Dataset items:
■ ■ ■ ■
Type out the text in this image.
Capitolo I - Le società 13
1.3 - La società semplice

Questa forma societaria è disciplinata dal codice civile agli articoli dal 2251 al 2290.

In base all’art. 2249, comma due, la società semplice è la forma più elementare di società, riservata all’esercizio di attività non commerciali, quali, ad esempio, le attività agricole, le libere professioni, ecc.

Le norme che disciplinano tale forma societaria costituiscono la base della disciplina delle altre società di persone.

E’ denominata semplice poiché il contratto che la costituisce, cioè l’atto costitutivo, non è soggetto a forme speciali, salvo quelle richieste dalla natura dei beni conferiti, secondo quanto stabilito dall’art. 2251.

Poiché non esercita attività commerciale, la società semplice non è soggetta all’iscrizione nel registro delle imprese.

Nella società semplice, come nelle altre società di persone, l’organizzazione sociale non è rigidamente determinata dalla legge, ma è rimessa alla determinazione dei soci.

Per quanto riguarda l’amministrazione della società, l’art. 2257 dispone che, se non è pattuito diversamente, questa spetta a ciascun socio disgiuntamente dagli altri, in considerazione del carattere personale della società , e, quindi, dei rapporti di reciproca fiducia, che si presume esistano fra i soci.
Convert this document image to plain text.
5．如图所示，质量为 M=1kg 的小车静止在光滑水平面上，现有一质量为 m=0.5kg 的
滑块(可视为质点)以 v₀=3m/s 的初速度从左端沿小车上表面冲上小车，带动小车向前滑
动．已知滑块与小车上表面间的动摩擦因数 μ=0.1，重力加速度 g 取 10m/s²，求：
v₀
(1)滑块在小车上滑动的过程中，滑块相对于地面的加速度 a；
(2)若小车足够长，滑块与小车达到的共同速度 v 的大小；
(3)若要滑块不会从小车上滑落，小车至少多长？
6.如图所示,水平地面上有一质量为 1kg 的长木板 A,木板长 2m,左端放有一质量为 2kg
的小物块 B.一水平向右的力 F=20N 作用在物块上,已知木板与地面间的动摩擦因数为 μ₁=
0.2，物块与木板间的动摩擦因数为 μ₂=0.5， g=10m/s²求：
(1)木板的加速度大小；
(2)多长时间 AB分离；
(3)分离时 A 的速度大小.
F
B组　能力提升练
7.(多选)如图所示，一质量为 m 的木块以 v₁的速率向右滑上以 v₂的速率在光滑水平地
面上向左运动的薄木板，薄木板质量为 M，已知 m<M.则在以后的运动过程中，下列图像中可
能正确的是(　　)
■ ■ ■ ■
§ THE REQUEST
Your answer should be a single number: the count of lines containing the word "societaria".

§ FINISHED ANSWER
2